▽

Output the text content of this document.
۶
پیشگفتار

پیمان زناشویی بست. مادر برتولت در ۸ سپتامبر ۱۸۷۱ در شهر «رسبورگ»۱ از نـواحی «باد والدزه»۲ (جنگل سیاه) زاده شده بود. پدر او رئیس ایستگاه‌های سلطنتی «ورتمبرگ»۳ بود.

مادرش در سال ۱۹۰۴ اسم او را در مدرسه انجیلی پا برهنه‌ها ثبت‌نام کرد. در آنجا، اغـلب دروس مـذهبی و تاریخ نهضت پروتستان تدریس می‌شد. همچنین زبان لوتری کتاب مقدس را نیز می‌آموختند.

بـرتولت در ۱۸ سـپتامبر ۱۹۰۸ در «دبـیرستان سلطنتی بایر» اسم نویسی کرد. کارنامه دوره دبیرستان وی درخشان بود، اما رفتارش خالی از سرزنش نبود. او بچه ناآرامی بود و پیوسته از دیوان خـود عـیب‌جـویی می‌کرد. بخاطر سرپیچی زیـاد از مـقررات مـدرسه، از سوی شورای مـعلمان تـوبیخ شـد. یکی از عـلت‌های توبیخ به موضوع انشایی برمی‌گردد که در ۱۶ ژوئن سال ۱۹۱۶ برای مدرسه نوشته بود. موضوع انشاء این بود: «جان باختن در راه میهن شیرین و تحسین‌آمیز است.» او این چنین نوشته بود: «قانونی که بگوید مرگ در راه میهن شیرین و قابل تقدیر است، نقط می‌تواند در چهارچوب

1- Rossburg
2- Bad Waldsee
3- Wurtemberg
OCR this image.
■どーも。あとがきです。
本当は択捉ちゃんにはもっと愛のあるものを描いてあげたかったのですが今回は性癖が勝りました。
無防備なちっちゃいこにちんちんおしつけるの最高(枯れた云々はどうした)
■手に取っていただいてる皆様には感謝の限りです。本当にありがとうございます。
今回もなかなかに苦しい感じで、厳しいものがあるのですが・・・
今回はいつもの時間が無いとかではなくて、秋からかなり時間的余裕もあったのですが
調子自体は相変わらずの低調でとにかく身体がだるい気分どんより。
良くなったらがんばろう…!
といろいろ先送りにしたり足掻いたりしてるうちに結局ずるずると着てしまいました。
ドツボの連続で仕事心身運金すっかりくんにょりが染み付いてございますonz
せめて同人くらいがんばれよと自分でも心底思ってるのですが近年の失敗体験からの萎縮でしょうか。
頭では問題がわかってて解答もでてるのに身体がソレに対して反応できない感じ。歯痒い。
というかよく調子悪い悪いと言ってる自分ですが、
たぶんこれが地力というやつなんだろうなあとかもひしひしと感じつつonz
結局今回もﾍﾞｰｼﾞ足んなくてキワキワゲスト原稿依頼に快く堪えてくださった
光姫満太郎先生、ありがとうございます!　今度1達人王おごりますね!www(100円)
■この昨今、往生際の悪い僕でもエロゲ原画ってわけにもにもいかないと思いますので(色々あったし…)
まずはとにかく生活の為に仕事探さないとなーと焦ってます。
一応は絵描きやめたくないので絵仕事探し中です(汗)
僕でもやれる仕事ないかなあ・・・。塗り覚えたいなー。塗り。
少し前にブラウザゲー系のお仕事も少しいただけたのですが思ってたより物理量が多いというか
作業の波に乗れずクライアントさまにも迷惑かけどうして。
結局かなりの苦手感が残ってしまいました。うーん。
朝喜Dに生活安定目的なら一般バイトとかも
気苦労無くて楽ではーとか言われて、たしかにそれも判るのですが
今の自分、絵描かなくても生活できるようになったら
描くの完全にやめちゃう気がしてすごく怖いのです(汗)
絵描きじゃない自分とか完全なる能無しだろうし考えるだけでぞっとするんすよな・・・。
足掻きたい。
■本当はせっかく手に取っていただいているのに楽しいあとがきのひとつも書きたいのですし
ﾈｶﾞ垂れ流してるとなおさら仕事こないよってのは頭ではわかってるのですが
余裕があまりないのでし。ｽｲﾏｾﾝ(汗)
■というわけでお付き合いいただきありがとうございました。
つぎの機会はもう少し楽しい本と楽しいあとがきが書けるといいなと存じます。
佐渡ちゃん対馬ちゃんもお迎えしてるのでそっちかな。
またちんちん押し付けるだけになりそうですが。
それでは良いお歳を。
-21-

△

* **STATED PROBLEM**
Exactly reproduce all of the entries.

* **OUTPUT FOR THIS EXERCISE**
Output the text content of this document.
۶
پیشگفتار

پیمان زناشویی بست. مادر برتولت در ۸ سپتامبر ۱۸۷۱ در شهر «رسبورگ»۱ از نـواحی «باد والدزه»۲ (جنگل سیاه) زاده شده بود. پدر او رئیس ایستگاه‌های سلطنتی «ورتمبرگ»۳ بود.

مادرش در سال ۱۹۰۴ اسم او را در مدرسه انجیلی پا برهنه‌ها ثبت‌نام کرد. در آنجا، اغـلب دروس مـذهبی و تاریخ نهضت پروتستان تدریس می‌شد. همچنین زبان لوتری کتاب مقدس را نیز می‌آموختند.

بـرتولت در ۱۸ سـپتامبر ۱۹۰۸ در «دبـیرستان سلطنتی بایر» اسم نویسی کرد. کارنامه دوره دبیرستان وی درخشان بود، اما رفتارش خالی از سرزنش نبود. او بچه ناآرامی بود و پیوسته از دیوان خـود عـیب‌جـویی می‌کرد. بخاطر سرپیچی زیـاد از مـقررات مـدرسه، از سوی شورای مـعلمان تـوبیخ شـد. یکی از عـلت‌های توبیخ به موضوع انشایی برمی‌گردد که در ۱۶ ژوئن سال ۱۹۱۶ برای مدرسه نوشته بود. موضوع انشاء این بود: «جان باختن در راه میهن شیرین و تحسین‌آمیز است.» او این چنین نوشته بود: «قانونی که بگوید مرگ در راه میهن شیرین و قابل تقدیر است، نقط می‌تواند در چهارچوب

1- Rossburg
2- Bad Waldsee
3- Wurtemberg
OCR this image.
■どーも。あとがきです。
本当は択捉ちゃんにはもっと愛のあるものを描いてあげたかったのですが今回は性癖が勝りました。
無防備なちっちゃいこにちんちんおしつけるの最高(枯れた云々はどうした)
■手に取っていただいてる皆様には感謝の限りです。本当にありがとうございます。
今回もなかなかに苦しい感じで、厳しいものがあるのですが・・・
今回はいつもの時間が無いとかではなくて、秋からかなり時間的余裕もあったのですが
調子自体は相変わらずの低調でとにかく身体がだるい気分どんより。
良くなったらがんばろう…!
といろいろ先送りにしたり足掻いたりしてるうちに結局ずるずると着てしまいました。
ドツボの連続で仕事心身運金すっかりくんにょりが染み付いてございますonz
せめて同人くらいがんばれよと自分でも心底思ってるのですが近年の失敗体験からの萎縮でしょうか。
頭では問題がわかってて解答もでてるのに身体がソレに対して反応できない感じ。歯痒い。
というかよく調子悪い悪いと言ってる自分ですが、
たぶんこれが地力というやつなんだろうなあとかもひしひしと感じつつonz
結局今回もﾍﾞｰｼﾞ足んなくてキワキワゲスト原稿依頼に快く堪えてくださった
光姫満太郎先生、ありがとうございます!　今度1達人王おごりますね!www(100円)
■この昨今、往生際の悪い僕でもエロゲ原画ってわけにもにもいかないと思いますので(色々あったし…)
まずはとにかく生活の為に仕事探さないとなーと焦ってます。
一応は絵描きやめたくないので絵仕事探し中です(汗)
僕でもやれる仕事ないかなあ・・・。塗り覚えたいなー。塗り。
少し前にブラウザゲー系のお仕事も少しいただけたのですが思ってたより物理量が多いというか
作業の波に乗れずクライアントさまにも迷惑かけどうして。
結局かなりの苦手感が残ってしまいました。うーん。
朝喜Dに生活安定目的なら一般バイトとかも
気苦労無くて楽ではーとか言われて、たしかにそれも判るのですが
今の自分、絵描かなくても生活できるようになったら
描くの完全にやめちゃう気がしてすごく怖いのです(汗)
絵描きじゃない自分とか完全なる能無しだろうし考えるだけでぞっとするんすよな・・・。
足掻きたい。
■本当はせっかく手に取っていただいているのに楽しいあとがきのひとつも書きたいのですし
ﾈｶﾞ垂れ流してるとなおさら仕事こないよってのは頭ではわかってるのですが
余裕があまりないのでし。ｽｲﾏｾﾝ(汗)
■というわけでお付き合いいただきありがとうございました。
つぎの機会はもう少し楽しい本と楽しいあとがきが書けるといいなと存じます。
佐渡ちゃん対馬ちゃんもお迎えしてるのでそっちかな。
またちんちん押し付けるだけになりそうですが。
それでは良いお歳を。
-21-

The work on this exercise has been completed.